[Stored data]
[START]
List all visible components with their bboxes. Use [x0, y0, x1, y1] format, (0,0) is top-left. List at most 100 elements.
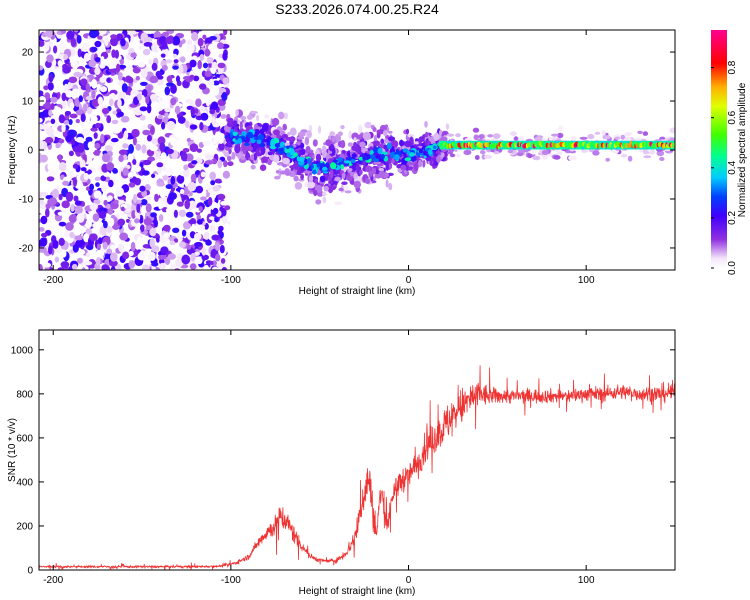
colorbar-tick-label: 0.6 — [727, 110, 738, 124]
spectrogram-cell — [303, 170, 312, 174]
spectrogram-cell — [472, 127, 480, 133]
spectrogram-cell — [74, 226, 81, 233]
spectrogram-cell — [68, 76, 78, 84]
spectrogram-cell — [298, 131, 306, 137]
spectrogram-cell — [110, 252, 118, 262]
spectrogram-cell — [142, 124, 148, 130]
spectrogram-cell — [181, 254, 191, 265]
spectrogram-y-ticks: -20 -10 0 10 20 — [19, 48, 675, 254]
spectrogram-cell — [154, 219, 158, 228]
spectrogram-cell — [47, 162, 57, 172]
spectrogram-cell — [177, 116, 186, 124]
spectrogram-cell — [189, 124, 198, 130]
spectrogram-cell — [184, 199, 191, 210]
spectrogram-cell — [294, 182, 303, 190]
spectrogram-cell — [180, 188, 185, 194]
spectrogram-cell — [277, 162, 283, 166]
spectrogram-cell — [232, 131, 238, 136]
spectrogram-cell — [279, 170, 287, 175]
spectrogram-cell — [211, 266, 219, 270]
spectrogram-cell — [351, 153, 357, 158]
spectrogram-cell — [58, 138, 65, 144]
spectrogram-cell — [659, 157, 665, 161]
spectrogram-cell — [273, 154, 280, 163]
spectrogram-cell — [39, 154, 48, 163]
spectrogram-cell — [196, 219, 203, 225]
spectrogram-cell — [116, 263, 122, 270]
spectrogram-cell — [314, 178, 318, 183]
spectrogram-cell — [142, 48, 151, 56]
spectrogram-cell — [209, 260, 214, 266]
spectrogram-cell — [440, 152, 445, 158]
spectrogram-cell — [346, 152, 350, 156]
spectrogram-cell — [194, 232, 202, 241]
spectrogram-cells — [39, 30, 675, 270]
spectrogram-cell — [279, 141, 284, 149]
spectrogram-cell — [604, 135, 611, 140]
spectrogram-cell — [411, 155, 417, 162]
spectrogram-cell — [64, 110, 71, 116]
spectrogram-cell — [134, 178, 141, 186]
spectrogram-cell — [205, 37, 213, 44]
spectrogram-cell — [364, 178, 371, 184]
spectrogram-cell — [115, 187, 125, 197]
spectrogram-cell — [348, 130, 352, 139]
spectrogram-cell — [151, 261, 159, 267]
spectrogram-cell — [390, 140, 399, 148]
spectrogram-cell — [61, 124, 66, 133]
spectrogram-cell — [221, 266, 228, 270]
spectrogram-cell — [77, 142, 85, 153]
spectrogram-cell — [207, 196, 213, 206]
spectrogram-cell — [317, 125, 322, 134]
spectrogram-cell — [240, 116, 247, 121]
spectrogram-cell — [205, 154, 214, 159]
spectrogram-cell — [581, 149, 588, 153]
spectrogram-cell — [222, 52, 228, 61]
spectrogram-cell — [63, 54, 68, 60]
spectrogram-cell — [428, 149, 433, 155]
spectrogram-cell — [190, 252, 196, 262]
spectrogram-cell — [48, 267, 54, 270]
spectrogram-cell — [80, 249, 86, 255]
spectrogram-cell — [191, 160, 198, 165]
spectrogram-cell — [99, 76, 106, 83]
spectrogram-cell — [170, 139, 179, 147]
spectrogram-cell — [176, 233, 182, 241]
spectrogram-cell — [221, 92, 228, 102]
spectrogram-cell — [368, 170, 373, 178]
spectrogram-cell — [322, 166, 328, 171]
spectrogram-cell — [39, 117, 43, 123]
spectrogram-cell — [146, 134, 152, 142]
spectrogram-cell — [484, 154, 493, 159]
spectrogram-cell — [196, 148, 202, 153]
spectrogram-cell — [637, 130, 643, 134]
spectrogram-cell — [191, 31, 199, 42]
spectrogram-cell — [48, 73, 54, 83]
spectrogram-cell — [232, 120, 238, 126]
spectrogram-cell — [231, 151, 236, 160]
spectrogram-cell — [393, 154, 400, 161]
spectrogram-cell — [353, 180, 361, 189]
spectrogram-cell — [534, 136, 543, 142]
spectrogram-cell — [137, 93, 142, 101]
spectrogram-cell — [296, 136, 305, 140]
spectrogram-cell — [307, 157, 312, 164]
spectrogram-cell — [39, 105, 44, 111]
spectrogram-cell — [322, 150, 327, 159]
spectrogram-cell — [75, 136, 85, 143]
spectrogram-cell — [126, 218, 130, 223]
spectrogram-cell — [306, 130, 312, 139]
spectrogram-cell — [85, 252, 91, 258]
spectrogram-cell — [404, 140, 412, 148]
spectrogram-cell — [179, 64, 184, 74]
spectrogram-cell — [413, 162, 419, 172]
spectrogram-cell — [70, 37, 77, 47]
spectrogram-cell — [109, 260, 118, 267]
spectrogram-cell — [42, 262, 51, 268]
spectrogram-cell — [245, 146, 254, 152]
spectrogram-cell — [97, 96, 104, 106]
spectrogram-cell — [76, 213, 85, 223]
spectrogram-cell — [68, 265, 73, 270]
spectrogram-cell — [155, 267, 161, 270]
spectrogram-cell — [407, 134, 415, 138]
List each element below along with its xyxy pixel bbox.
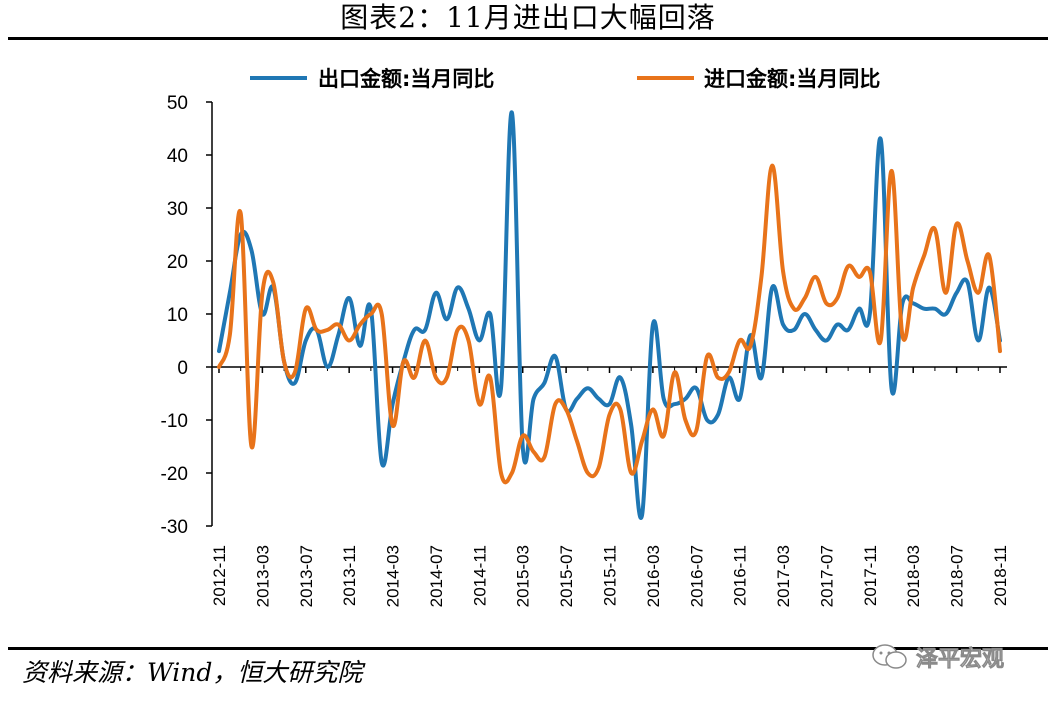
legend: 出口金额:当月同比 进口金额:当月同比 <box>250 67 880 91</box>
x-tick-label: 2018-11 <box>991 545 1010 606</box>
import-series-line <box>217 163 1002 485</box>
x-tick-label: 2013-11 <box>340 545 359 606</box>
chart-title: 图表2：11月进出口大幅回落 <box>340 1 716 34</box>
y-tick-label: 10 <box>167 305 188 326</box>
y-tick-label: 40 <box>167 146 188 167</box>
x-tick-label: 2014-07 <box>427 545 446 607</box>
watermark: 泽平宏观 <box>870 642 1004 672</box>
x-tick-label: 2015-07 <box>557 545 576 607</box>
y-tick-label: 50 <box>167 93 188 114</box>
y-tick-label: 20 <box>167 252 188 273</box>
x-tick-label: 2015-11 <box>601 545 620 606</box>
y-tick-label: 0 <box>177 358 188 379</box>
x-tick-label: 2017-03 <box>774 545 793 607</box>
line-chart: 出口金额:当月同比 进口金额:当月同比 50403020100-10-20-30 … <box>161 67 1010 607</box>
watermark-text: 泽平宏观 <box>916 647 1005 673</box>
x-tick-label: 2013-07 <box>297 545 316 607</box>
y-tick-label: -10 <box>161 411 188 432</box>
top-rule <box>8 37 1048 40</box>
x-tick-label: 2018-03 <box>904 545 923 607</box>
bottom-rule <box>8 647 1048 650</box>
x-tick-label: 2016-11 <box>731 545 750 606</box>
y-tick-label: -20 <box>161 464 188 485</box>
x-tick-label: 2014-11 <box>470 545 489 606</box>
y-tick-label: 30 <box>167 199 188 220</box>
x-tick-label: 2014-03 <box>384 545 403 607</box>
x-axis: 2012-11 2013-03 2013-07 2013-11 2014-03 2014-… <box>210 366 1010 607</box>
x-tick-label: 2015-03 <box>514 545 533 607</box>
x-tick-label: 2012-11 <box>210 545 229 606</box>
y-axis: 50 40 30 20 10 0 -10 -20 -30 <box>161 93 213 538</box>
x-tick-label: 2013-03 <box>253 545 272 607</box>
source-note: 资料来源：Wind，恒大研究院 <box>22 658 363 687</box>
x-tick-label: 2018-07 <box>948 545 967 607</box>
legend-label-export: 出口金额:当月同比 <box>318 67 494 91</box>
y-tick-label: -30 <box>161 517 188 538</box>
series-layer <box>217 110 1002 520</box>
x-tick-label: 2017-07 <box>817 545 836 607</box>
x-tick-label: 2016-07 <box>687 545 706 607</box>
legend-label-import: 进口金额:当月同比 <box>704 67 880 91</box>
x-tick-label: 2017-11 <box>861 545 880 606</box>
x-tick-label: 2016-03 <box>644 545 663 607</box>
export-series-line <box>217 110 1002 520</box>
wechat-icon <box>872 644 907 669</box>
[END]
Exercise objective:
Copy every line of the stored data from the one containing "colorbar-tick-label: 0.6 —" down to the one containing "spectrogram-cell — [211, 266, 219, 270]", keeping both of those lines and changing nothing.

Solution to this exercise:
colorbar-tick-label: 0.6 — [727, 110, 738, 124]
spectrogram-cell — [303, 170, 312, 174]
spectrogram-cell — [472, 127, 480, 133]
spectrogram-cell — [74, 226, 81, 233]
spectrogram-cell — [68, 76, 78, 84]
spectrogram-cell — [298, 131, 306, 137]
spectrogram-cell — [110, 252, 118, 262]
spectrogram-cell — [142, 124, 148, 130]
spectrogram-cell — [181, 254, 191, 265]
spectrogram-y-ticks: -20 -10 0 10 20 — [19, 48, 675, 254]
spectrogram-cell — [154, 219, 158, 228]
spectrogram-cell — [47, 162, 57, 172]
spectrogram-cell — [177, 116, 186, 124]
spectrogram-cell — [189, 124, 198, 130]
spectrogram-cell — [184, 199, 191, 210]
spectrogram-cell — [294, 182, 303, 190]
spectrogram-cell — [180, 188, 185, 194]
spectrogram-cell — [277, 162, 283, 166]
spectrogram-cell — [232, 131, 238, 136]
spectrogram-cell — [279, 170, 287, 175]
spectrogram-cell — [211, 266, 219, 270]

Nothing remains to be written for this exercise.